___ Dataset excerpts ___

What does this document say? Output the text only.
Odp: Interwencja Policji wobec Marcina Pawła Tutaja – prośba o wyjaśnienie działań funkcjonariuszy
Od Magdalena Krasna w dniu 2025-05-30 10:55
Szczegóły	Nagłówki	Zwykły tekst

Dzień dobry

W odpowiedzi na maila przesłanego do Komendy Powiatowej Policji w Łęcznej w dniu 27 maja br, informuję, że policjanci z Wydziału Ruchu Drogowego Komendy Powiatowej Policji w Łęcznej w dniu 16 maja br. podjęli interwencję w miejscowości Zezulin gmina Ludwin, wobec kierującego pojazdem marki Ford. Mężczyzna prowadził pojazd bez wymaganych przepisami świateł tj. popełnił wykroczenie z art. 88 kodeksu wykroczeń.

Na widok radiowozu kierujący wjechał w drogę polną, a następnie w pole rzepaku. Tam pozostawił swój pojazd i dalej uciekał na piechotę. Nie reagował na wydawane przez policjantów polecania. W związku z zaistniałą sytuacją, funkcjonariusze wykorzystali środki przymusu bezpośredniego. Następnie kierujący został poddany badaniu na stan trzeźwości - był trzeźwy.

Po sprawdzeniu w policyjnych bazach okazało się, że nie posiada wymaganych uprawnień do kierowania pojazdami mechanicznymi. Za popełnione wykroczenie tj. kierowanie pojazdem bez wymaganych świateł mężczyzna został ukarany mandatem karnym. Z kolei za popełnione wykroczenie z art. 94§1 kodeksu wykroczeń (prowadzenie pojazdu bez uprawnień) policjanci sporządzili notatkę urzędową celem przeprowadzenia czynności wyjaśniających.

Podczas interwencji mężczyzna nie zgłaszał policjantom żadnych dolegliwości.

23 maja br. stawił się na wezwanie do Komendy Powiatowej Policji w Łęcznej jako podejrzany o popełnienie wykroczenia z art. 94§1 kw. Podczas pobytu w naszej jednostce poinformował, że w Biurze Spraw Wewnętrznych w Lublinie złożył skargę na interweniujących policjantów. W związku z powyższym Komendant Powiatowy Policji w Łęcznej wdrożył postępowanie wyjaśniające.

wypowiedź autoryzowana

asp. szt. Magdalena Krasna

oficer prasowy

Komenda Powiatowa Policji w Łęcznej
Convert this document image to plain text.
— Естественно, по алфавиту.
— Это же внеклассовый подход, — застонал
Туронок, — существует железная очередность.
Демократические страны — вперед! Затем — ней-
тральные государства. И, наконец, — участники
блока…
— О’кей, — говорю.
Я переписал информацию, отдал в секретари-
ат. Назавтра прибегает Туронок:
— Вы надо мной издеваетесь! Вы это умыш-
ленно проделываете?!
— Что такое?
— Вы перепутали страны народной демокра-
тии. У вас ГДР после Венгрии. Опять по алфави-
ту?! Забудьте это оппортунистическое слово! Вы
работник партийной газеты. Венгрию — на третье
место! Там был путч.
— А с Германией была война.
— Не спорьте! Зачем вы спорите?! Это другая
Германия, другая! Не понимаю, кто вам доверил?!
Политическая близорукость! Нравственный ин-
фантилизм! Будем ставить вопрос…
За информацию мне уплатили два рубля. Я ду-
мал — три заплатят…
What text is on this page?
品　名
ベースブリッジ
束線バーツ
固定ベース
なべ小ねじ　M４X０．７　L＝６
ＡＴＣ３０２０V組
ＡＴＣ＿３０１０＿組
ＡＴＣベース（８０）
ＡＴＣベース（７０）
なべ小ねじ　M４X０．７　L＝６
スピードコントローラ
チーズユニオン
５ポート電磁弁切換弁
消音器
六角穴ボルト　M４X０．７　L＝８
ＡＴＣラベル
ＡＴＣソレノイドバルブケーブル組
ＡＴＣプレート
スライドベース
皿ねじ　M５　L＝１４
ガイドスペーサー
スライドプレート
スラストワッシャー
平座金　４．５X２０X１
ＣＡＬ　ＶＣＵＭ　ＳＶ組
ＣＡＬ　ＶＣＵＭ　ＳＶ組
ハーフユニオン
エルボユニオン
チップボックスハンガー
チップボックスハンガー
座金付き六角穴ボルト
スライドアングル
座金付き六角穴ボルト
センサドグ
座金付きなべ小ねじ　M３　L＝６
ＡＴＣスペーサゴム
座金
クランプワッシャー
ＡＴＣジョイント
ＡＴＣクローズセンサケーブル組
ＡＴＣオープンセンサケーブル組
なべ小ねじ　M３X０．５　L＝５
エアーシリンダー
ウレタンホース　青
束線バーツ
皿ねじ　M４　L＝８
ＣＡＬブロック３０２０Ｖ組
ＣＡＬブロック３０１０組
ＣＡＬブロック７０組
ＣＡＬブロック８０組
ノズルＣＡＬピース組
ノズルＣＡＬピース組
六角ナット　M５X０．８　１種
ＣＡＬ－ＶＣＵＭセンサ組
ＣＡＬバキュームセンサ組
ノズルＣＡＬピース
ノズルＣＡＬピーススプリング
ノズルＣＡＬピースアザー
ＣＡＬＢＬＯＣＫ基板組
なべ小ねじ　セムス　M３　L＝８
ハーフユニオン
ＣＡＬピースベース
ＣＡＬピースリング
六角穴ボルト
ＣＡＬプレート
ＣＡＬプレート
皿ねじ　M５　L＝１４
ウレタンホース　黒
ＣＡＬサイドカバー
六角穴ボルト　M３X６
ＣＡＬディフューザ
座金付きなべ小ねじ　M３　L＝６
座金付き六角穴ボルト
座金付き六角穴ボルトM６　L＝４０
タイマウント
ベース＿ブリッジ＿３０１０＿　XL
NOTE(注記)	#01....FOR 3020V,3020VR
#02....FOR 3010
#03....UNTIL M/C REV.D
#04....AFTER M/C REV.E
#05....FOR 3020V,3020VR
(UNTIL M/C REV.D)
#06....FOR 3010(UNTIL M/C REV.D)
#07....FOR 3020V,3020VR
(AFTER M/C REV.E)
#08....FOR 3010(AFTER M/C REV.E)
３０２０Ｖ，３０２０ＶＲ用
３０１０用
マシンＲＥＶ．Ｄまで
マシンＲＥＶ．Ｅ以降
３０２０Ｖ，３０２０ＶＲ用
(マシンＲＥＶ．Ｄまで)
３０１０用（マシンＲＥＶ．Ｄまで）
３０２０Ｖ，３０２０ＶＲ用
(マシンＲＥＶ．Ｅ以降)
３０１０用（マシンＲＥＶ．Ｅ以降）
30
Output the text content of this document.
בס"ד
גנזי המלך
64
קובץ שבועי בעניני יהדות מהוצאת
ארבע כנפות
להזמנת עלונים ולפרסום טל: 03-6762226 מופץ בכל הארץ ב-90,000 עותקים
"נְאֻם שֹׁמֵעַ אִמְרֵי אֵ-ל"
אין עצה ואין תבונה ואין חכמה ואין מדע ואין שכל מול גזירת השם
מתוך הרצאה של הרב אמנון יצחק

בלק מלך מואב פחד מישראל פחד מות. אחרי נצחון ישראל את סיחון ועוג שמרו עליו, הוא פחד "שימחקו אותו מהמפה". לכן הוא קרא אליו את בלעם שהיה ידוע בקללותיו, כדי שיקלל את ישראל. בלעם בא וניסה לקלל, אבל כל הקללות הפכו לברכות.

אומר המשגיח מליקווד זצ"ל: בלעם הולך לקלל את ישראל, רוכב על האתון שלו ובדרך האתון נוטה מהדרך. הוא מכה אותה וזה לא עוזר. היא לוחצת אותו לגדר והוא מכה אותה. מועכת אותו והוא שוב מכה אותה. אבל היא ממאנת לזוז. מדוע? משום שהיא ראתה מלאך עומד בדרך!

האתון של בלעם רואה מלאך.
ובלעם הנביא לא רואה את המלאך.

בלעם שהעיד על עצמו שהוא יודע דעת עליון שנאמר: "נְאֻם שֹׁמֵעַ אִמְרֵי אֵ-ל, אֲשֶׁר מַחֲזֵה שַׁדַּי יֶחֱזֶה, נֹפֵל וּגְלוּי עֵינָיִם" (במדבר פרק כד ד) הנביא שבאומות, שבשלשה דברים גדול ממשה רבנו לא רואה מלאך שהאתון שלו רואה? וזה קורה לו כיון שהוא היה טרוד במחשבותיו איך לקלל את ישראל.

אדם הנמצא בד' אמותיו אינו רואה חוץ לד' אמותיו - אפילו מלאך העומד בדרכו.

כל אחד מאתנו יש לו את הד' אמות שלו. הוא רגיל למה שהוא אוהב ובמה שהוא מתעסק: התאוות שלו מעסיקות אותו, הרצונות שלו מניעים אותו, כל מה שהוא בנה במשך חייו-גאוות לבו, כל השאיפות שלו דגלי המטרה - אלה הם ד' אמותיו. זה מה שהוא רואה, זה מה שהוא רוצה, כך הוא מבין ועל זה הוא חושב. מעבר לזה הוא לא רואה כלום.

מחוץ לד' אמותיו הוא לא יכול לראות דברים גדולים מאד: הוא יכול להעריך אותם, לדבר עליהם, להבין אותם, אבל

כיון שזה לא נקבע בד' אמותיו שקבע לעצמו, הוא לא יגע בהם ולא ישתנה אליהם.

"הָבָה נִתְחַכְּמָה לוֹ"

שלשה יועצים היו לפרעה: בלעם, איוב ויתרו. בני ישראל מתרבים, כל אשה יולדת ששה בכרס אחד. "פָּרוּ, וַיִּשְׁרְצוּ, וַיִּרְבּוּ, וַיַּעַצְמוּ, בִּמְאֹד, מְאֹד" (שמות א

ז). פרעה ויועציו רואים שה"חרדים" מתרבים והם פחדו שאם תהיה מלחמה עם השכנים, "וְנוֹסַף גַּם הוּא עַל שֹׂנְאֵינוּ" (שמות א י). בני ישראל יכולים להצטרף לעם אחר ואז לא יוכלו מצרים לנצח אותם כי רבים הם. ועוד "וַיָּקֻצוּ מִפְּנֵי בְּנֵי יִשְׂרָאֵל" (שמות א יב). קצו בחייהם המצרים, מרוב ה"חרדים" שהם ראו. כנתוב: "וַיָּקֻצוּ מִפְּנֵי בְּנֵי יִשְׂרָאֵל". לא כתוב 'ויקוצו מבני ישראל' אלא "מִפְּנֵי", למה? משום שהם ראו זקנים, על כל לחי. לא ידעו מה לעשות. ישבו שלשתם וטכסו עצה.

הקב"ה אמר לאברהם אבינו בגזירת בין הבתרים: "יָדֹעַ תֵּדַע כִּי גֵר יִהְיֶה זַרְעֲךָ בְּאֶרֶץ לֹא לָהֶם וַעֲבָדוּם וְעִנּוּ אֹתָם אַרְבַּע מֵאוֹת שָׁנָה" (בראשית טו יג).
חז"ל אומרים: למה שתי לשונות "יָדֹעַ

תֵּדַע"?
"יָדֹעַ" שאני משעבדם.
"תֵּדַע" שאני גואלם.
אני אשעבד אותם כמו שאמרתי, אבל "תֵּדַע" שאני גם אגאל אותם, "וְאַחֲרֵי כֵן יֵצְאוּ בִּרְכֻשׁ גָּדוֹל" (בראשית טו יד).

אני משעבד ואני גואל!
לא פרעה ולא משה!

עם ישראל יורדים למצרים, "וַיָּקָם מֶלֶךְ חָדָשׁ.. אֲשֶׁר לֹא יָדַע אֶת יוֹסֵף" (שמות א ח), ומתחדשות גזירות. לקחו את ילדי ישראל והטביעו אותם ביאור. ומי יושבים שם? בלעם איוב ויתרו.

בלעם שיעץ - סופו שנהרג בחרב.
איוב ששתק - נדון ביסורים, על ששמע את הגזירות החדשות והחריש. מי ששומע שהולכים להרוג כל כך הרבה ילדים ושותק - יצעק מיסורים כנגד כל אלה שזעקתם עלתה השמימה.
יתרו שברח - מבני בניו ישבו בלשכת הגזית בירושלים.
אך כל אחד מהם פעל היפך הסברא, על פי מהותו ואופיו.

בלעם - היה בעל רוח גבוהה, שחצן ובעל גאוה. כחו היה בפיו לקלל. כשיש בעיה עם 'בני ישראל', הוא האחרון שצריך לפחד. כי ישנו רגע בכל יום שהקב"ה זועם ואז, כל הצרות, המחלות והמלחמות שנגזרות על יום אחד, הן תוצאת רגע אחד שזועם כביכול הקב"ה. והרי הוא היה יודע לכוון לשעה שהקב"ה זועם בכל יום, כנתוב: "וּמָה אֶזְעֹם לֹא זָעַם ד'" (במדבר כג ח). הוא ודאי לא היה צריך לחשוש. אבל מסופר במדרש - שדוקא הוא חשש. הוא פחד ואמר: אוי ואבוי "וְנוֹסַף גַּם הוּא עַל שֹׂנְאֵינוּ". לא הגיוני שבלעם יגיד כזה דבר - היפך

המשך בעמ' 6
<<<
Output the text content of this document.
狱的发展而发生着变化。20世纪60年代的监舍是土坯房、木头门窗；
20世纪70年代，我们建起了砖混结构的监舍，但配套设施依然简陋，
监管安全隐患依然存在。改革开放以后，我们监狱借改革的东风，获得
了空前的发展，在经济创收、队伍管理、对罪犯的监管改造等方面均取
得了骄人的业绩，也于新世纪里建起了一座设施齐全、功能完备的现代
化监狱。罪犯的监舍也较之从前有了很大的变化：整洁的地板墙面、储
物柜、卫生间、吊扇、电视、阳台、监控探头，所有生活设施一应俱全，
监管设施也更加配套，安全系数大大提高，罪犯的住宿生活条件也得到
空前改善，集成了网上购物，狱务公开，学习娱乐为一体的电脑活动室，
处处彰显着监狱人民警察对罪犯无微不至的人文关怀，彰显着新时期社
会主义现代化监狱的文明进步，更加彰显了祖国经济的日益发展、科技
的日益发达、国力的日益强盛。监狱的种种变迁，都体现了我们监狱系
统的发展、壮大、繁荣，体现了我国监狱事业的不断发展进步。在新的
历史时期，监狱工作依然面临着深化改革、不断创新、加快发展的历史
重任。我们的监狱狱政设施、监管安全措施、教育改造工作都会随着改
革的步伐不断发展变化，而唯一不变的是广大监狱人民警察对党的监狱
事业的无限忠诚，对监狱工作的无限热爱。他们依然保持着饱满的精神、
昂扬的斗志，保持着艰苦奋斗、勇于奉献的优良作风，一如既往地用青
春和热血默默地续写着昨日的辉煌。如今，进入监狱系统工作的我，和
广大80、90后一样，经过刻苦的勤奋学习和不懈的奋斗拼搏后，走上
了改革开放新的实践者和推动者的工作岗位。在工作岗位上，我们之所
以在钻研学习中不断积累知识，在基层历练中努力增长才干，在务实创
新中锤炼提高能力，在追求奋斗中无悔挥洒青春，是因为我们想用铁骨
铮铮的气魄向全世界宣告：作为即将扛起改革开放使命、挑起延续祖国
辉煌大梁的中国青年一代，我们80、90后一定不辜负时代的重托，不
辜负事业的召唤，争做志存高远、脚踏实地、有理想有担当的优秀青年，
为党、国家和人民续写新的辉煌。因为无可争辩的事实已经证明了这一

___

▶ _Exercise_:
Across the records above, count the lines holding "כיון" and reply with that number alone.

▶ _Result_:
2